WORK TO DO:
Show each line that has the string "JSON" in it.

Collected data entries:
<<<<

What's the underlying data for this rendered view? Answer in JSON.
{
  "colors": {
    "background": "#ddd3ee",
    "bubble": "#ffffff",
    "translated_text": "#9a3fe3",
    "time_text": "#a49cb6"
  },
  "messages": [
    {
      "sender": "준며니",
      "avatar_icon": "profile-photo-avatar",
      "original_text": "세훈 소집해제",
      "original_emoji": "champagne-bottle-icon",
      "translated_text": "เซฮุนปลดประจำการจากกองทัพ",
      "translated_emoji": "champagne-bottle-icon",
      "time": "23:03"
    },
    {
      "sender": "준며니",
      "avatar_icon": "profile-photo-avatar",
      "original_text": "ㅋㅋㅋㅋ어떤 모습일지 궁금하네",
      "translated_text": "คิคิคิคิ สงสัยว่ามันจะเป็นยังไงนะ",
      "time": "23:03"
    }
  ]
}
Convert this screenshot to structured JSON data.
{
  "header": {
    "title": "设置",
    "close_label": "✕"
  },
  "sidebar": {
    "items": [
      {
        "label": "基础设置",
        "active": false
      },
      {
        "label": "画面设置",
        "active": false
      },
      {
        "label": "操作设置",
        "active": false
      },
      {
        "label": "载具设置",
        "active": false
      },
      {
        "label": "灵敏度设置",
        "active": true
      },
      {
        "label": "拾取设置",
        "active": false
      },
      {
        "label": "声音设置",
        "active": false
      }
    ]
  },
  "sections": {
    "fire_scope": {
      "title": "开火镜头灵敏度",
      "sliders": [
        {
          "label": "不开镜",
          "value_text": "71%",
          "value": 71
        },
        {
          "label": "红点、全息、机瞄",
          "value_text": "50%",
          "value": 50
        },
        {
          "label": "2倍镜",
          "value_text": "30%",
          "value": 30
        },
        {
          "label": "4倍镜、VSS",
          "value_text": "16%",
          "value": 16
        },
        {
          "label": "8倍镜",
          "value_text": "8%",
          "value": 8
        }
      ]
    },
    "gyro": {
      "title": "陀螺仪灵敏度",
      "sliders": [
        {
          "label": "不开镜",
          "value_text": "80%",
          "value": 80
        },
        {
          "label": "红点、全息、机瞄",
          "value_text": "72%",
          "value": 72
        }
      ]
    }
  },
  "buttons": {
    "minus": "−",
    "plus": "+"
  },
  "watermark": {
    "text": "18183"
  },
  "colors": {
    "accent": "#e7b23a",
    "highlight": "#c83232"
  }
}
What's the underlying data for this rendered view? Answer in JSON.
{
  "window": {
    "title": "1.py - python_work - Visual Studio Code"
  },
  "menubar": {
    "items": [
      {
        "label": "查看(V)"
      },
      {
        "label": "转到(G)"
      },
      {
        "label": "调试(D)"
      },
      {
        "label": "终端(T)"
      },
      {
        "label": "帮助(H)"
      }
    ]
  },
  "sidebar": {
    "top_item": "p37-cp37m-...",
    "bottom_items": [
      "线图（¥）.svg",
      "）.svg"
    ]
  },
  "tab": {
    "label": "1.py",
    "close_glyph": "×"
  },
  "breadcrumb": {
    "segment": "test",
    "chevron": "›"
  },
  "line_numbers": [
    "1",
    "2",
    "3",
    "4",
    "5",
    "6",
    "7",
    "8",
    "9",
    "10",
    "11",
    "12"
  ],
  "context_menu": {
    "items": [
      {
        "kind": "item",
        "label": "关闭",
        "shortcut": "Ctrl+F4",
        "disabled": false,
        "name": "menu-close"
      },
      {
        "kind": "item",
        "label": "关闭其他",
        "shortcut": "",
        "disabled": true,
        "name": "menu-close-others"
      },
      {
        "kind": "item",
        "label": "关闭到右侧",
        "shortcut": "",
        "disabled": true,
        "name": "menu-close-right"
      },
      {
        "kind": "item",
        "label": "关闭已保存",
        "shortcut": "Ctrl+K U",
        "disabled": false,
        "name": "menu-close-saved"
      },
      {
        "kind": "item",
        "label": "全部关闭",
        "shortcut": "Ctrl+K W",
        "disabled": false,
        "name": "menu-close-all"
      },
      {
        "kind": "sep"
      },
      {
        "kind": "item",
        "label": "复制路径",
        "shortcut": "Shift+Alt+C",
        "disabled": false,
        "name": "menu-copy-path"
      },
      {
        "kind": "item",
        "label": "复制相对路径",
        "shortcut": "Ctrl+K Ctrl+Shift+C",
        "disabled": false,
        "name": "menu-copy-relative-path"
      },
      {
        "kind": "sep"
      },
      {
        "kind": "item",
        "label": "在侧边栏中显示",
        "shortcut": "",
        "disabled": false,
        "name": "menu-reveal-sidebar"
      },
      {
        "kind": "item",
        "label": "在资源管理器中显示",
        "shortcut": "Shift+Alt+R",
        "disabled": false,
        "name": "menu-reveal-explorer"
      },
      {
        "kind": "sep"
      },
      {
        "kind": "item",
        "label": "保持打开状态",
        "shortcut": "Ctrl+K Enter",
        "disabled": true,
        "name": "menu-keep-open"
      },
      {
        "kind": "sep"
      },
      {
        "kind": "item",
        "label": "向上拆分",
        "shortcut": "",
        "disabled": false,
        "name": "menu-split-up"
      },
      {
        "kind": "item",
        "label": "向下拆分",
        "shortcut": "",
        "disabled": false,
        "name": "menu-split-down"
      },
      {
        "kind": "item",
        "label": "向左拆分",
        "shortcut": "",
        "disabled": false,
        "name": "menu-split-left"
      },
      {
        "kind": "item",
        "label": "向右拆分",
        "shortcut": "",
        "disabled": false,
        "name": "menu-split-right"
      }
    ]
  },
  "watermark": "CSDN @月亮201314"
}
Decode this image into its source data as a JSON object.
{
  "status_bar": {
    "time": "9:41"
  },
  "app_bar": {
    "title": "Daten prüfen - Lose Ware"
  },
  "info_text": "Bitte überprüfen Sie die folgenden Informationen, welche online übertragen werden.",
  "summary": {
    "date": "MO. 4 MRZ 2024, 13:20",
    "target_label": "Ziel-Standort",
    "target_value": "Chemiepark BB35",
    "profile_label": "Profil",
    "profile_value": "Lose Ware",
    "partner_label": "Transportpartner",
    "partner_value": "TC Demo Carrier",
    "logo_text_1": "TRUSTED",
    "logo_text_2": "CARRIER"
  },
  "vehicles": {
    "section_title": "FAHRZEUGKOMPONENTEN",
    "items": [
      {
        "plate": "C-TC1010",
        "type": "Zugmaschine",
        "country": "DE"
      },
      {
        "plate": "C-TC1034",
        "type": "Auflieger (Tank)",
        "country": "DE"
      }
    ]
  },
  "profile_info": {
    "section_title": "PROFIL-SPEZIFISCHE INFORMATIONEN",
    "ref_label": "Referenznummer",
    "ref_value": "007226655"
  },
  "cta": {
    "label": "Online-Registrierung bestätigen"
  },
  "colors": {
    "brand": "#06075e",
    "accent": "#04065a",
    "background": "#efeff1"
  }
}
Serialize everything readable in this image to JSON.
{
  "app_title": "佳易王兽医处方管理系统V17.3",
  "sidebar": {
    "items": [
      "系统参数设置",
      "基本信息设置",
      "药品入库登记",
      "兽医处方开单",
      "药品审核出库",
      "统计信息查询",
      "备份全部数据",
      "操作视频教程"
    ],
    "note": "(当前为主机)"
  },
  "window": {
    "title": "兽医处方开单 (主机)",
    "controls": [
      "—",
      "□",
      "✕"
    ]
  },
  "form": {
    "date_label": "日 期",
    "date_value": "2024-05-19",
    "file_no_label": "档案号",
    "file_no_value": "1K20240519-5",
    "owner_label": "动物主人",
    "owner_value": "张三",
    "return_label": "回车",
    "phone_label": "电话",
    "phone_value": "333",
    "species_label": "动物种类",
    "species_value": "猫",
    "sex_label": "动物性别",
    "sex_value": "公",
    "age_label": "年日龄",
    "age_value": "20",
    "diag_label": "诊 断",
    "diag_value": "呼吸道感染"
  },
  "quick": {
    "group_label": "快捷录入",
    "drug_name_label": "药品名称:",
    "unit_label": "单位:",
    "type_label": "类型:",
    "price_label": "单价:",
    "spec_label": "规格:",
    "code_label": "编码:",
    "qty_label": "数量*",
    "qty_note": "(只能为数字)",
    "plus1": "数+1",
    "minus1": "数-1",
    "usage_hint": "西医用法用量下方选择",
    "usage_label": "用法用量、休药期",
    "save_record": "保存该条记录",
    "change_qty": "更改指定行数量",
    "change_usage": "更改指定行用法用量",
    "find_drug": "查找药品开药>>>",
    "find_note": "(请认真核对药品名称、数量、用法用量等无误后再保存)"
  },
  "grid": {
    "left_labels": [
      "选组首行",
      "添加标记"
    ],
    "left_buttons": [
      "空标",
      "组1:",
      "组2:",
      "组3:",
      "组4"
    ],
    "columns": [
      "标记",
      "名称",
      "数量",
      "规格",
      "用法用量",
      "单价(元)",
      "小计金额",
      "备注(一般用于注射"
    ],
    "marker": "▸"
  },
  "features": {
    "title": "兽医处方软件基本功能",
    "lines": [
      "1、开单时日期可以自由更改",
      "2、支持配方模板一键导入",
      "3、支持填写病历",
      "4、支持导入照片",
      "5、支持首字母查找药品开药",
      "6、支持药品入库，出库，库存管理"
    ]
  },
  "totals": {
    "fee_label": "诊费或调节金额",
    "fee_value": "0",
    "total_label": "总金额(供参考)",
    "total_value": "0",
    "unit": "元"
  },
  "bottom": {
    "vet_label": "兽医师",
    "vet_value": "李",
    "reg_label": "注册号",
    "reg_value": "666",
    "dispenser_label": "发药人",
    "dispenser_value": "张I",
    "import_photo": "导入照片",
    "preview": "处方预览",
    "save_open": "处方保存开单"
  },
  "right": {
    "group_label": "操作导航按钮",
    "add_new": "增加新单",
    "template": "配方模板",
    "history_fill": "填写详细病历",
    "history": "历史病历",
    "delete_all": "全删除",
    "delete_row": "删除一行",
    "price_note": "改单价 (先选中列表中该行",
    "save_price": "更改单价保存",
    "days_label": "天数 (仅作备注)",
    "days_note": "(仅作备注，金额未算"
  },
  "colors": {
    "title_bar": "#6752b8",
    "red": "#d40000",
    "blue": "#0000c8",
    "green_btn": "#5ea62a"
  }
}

>>>>

SOLUTION TO THIS TASK:
What's the underlying data for this rendered view? Answer in JSON.
Convert this screenshot to structured JSON data.
What's the underlying data for this rendered view? Answer in JSON.
Decode this image into its source data as a JSON object.
Serialize everything readable in this image to JSON.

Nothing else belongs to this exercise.